[Stated exercise] List each line holding the string "Server".

[Dataset records]
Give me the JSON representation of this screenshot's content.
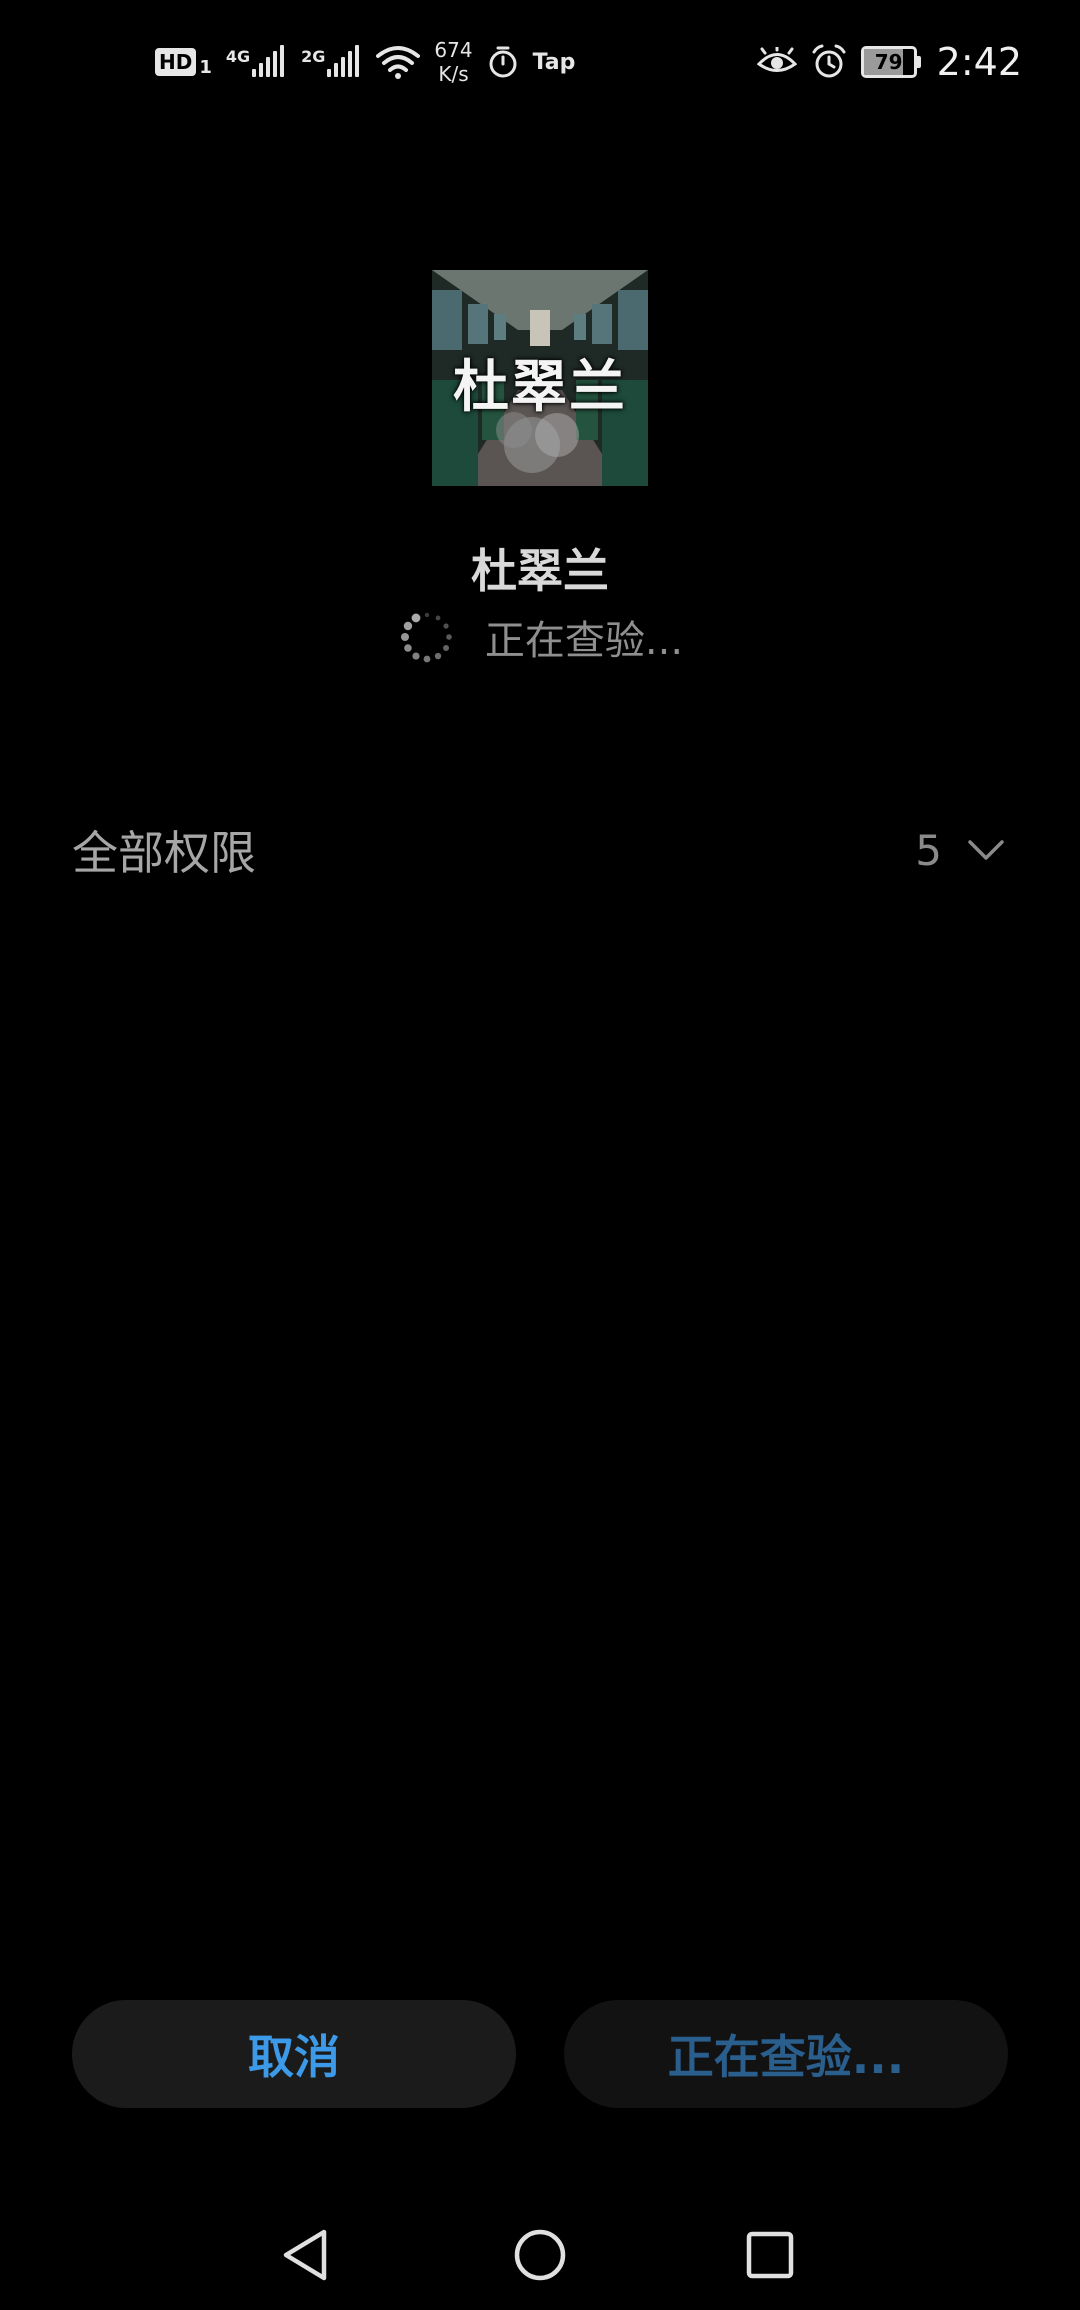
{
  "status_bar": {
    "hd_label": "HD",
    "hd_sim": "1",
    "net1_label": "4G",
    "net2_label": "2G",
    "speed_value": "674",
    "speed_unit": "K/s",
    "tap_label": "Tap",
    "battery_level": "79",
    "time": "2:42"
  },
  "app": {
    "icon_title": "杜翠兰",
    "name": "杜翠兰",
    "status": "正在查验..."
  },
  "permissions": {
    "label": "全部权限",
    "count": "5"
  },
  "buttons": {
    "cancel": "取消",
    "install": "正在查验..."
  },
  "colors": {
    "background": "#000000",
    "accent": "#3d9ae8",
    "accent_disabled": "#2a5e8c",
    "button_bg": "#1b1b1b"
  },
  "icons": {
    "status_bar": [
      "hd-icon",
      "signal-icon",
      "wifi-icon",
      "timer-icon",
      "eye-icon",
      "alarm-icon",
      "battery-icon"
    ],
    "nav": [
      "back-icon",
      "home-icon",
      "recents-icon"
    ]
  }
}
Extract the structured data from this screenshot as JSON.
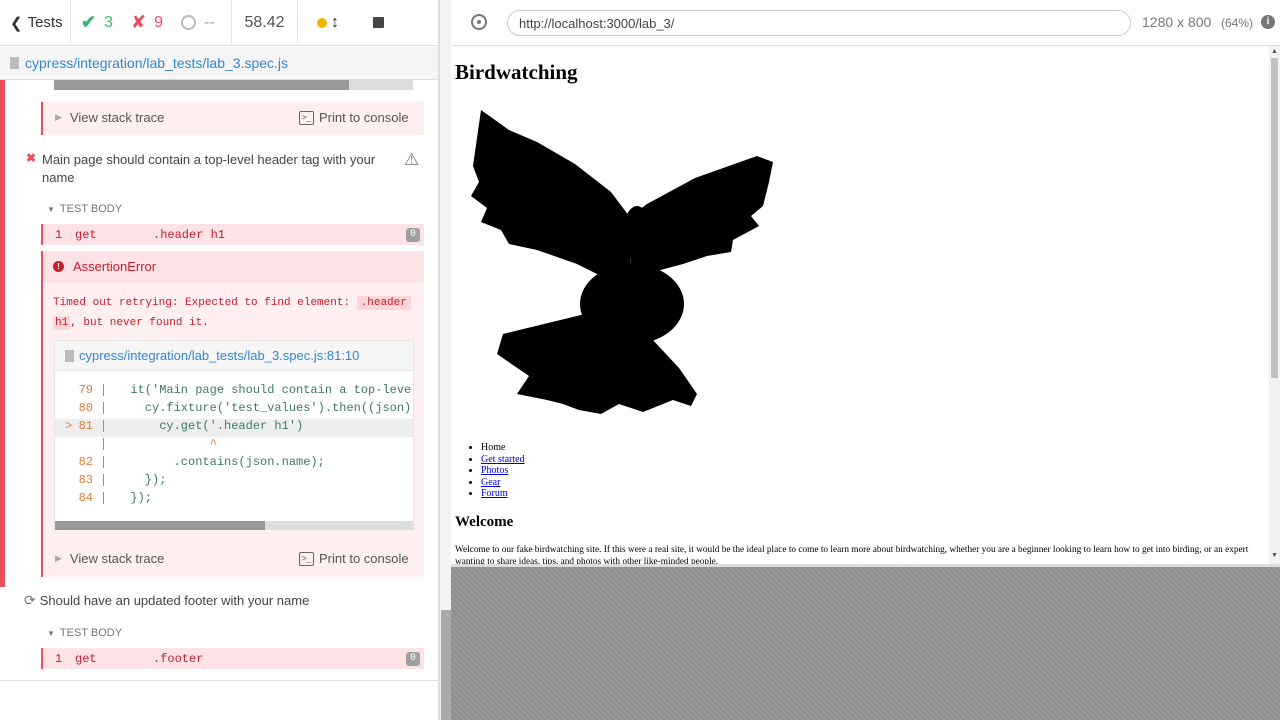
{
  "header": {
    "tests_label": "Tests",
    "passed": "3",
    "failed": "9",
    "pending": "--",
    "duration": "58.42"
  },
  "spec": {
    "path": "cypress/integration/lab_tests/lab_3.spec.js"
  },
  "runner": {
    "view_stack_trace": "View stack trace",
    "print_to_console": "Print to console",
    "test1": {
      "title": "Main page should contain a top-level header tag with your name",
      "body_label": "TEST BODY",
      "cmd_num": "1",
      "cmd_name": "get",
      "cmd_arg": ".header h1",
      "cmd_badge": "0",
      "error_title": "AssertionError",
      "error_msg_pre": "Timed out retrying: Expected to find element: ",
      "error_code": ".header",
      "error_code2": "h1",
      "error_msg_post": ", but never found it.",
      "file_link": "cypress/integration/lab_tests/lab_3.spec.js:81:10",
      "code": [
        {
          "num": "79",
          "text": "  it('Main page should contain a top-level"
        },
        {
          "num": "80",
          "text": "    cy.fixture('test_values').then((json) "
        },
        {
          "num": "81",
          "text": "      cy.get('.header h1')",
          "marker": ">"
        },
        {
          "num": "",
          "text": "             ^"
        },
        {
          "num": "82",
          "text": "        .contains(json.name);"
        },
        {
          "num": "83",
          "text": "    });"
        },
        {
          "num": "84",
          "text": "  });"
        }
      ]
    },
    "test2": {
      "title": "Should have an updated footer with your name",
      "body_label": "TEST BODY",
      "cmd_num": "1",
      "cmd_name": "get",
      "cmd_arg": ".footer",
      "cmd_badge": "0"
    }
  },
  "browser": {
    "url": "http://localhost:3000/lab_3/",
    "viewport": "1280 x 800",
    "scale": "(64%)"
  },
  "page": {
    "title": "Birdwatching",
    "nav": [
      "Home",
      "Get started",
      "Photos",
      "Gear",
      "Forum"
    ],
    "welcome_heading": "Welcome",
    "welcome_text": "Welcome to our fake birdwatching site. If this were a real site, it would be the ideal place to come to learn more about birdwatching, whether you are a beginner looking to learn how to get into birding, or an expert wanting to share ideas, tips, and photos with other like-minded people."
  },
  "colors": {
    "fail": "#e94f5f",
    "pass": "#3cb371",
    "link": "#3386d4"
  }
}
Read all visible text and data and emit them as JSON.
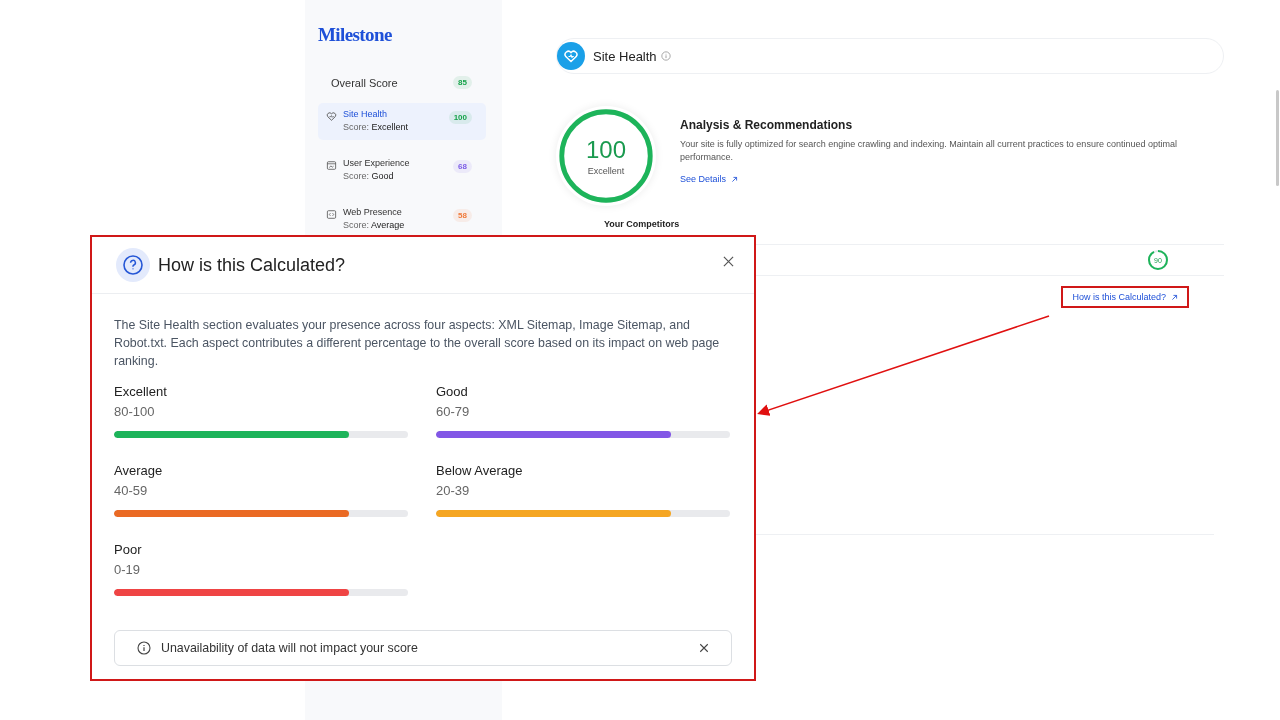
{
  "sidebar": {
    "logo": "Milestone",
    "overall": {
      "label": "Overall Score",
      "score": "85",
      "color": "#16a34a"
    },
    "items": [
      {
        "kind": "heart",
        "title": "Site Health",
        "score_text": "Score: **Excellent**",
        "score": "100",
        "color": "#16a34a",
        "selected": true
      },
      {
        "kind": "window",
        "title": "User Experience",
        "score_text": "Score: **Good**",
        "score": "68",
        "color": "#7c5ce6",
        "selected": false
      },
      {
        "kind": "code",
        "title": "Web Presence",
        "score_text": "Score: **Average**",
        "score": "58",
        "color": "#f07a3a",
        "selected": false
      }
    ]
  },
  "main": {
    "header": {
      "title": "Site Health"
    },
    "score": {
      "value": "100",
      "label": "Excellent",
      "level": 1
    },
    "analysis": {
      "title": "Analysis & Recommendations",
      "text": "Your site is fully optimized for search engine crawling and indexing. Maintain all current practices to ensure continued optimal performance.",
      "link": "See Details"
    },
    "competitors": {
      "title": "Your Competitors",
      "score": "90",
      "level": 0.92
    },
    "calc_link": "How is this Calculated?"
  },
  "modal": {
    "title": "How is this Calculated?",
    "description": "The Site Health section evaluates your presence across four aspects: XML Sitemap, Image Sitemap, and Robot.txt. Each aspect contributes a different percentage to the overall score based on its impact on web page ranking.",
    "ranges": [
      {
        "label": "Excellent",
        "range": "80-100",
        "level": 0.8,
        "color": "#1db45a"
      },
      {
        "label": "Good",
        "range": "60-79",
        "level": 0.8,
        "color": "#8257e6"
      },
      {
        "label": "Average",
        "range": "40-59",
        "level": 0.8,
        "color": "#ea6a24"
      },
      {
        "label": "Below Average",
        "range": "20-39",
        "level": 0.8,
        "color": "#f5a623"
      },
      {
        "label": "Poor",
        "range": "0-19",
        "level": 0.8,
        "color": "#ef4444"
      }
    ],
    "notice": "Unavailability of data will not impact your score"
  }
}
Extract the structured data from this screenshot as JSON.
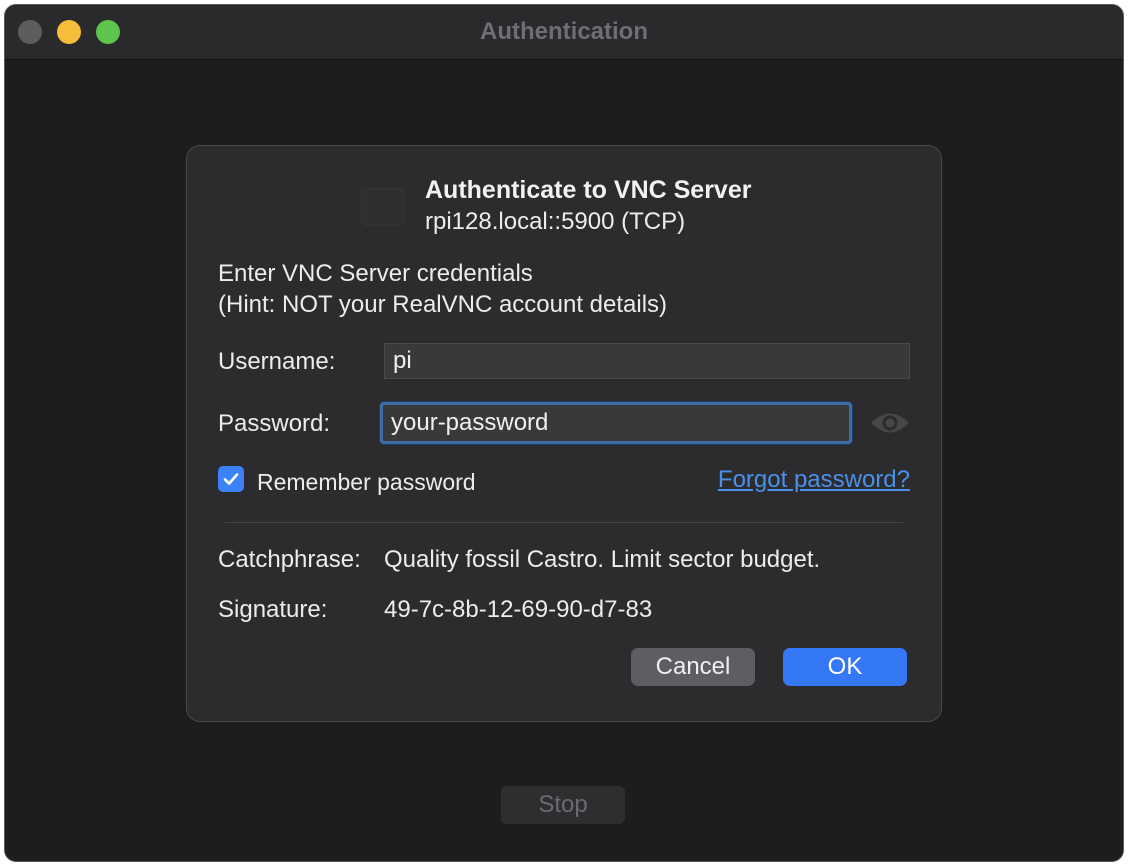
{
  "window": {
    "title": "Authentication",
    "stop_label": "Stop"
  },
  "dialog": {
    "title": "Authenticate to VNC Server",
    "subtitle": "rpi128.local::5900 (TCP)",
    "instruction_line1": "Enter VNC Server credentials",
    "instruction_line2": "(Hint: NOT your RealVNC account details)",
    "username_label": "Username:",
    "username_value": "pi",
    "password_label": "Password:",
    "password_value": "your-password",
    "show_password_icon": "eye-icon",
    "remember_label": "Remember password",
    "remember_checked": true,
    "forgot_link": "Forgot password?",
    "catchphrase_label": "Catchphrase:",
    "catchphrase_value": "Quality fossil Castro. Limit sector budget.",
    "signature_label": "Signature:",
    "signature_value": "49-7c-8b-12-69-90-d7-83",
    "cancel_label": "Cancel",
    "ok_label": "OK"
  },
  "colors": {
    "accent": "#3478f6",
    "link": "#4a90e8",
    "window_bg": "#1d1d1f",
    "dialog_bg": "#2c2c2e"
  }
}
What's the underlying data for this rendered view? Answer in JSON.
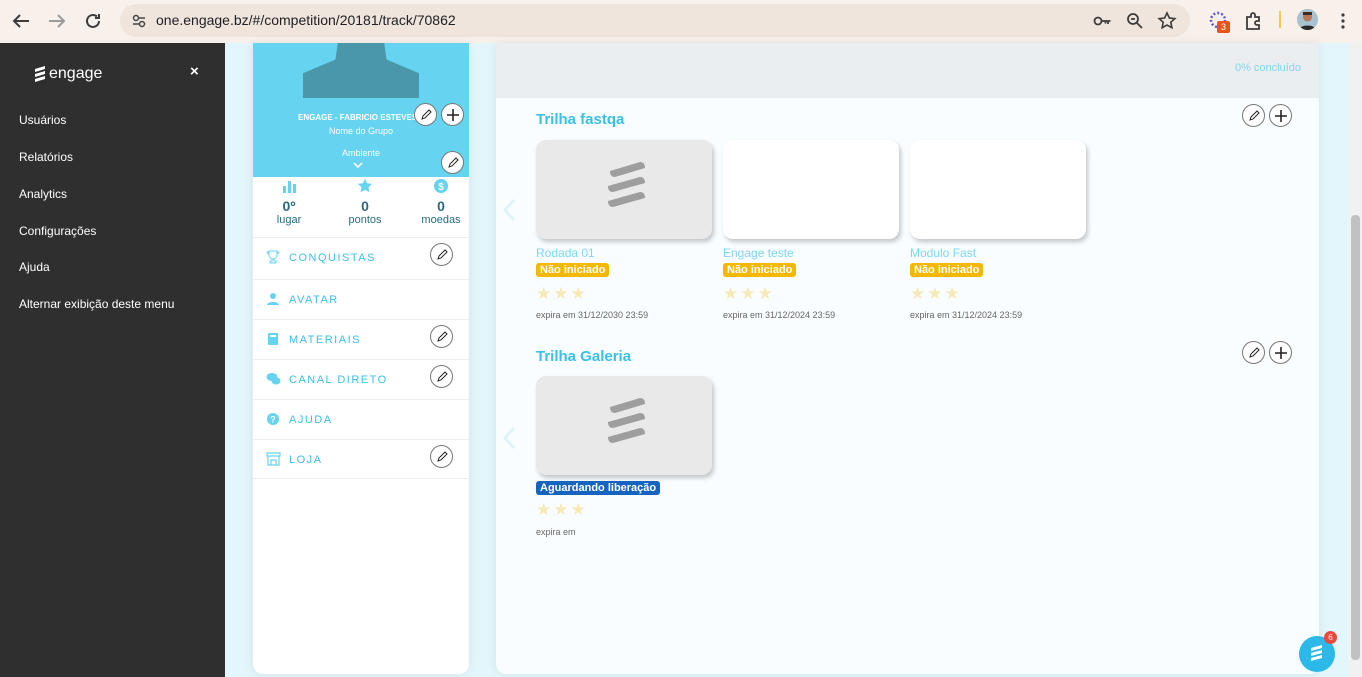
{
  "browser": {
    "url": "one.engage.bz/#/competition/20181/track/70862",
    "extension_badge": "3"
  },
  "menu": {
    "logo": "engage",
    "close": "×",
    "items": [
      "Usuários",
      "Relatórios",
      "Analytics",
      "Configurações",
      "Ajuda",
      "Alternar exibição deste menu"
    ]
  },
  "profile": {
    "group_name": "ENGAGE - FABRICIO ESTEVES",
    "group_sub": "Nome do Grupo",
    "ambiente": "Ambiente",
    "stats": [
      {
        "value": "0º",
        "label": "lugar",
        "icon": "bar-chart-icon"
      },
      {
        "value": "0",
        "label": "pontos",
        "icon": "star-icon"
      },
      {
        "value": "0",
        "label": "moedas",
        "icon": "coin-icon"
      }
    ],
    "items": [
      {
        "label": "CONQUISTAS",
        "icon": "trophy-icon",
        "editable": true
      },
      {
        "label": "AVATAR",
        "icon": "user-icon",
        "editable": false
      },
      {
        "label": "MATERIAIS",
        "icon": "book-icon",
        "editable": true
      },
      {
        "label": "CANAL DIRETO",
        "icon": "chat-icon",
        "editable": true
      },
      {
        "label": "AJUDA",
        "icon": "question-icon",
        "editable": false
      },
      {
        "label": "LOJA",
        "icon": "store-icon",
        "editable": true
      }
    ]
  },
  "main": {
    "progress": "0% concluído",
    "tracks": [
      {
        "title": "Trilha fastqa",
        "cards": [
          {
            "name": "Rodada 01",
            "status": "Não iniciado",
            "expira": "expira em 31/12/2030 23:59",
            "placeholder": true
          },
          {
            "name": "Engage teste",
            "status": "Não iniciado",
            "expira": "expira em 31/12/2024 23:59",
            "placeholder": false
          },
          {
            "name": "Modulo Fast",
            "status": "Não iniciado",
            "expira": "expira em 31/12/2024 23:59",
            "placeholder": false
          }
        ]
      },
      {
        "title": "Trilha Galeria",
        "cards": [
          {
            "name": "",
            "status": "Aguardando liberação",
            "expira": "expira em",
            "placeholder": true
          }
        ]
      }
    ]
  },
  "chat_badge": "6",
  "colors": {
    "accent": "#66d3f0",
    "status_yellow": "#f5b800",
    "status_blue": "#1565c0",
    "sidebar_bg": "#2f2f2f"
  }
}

[The answer]
    "title": "Authenticate to VNC Server",
    "instruction_line1": "Enter VNC Server credentials",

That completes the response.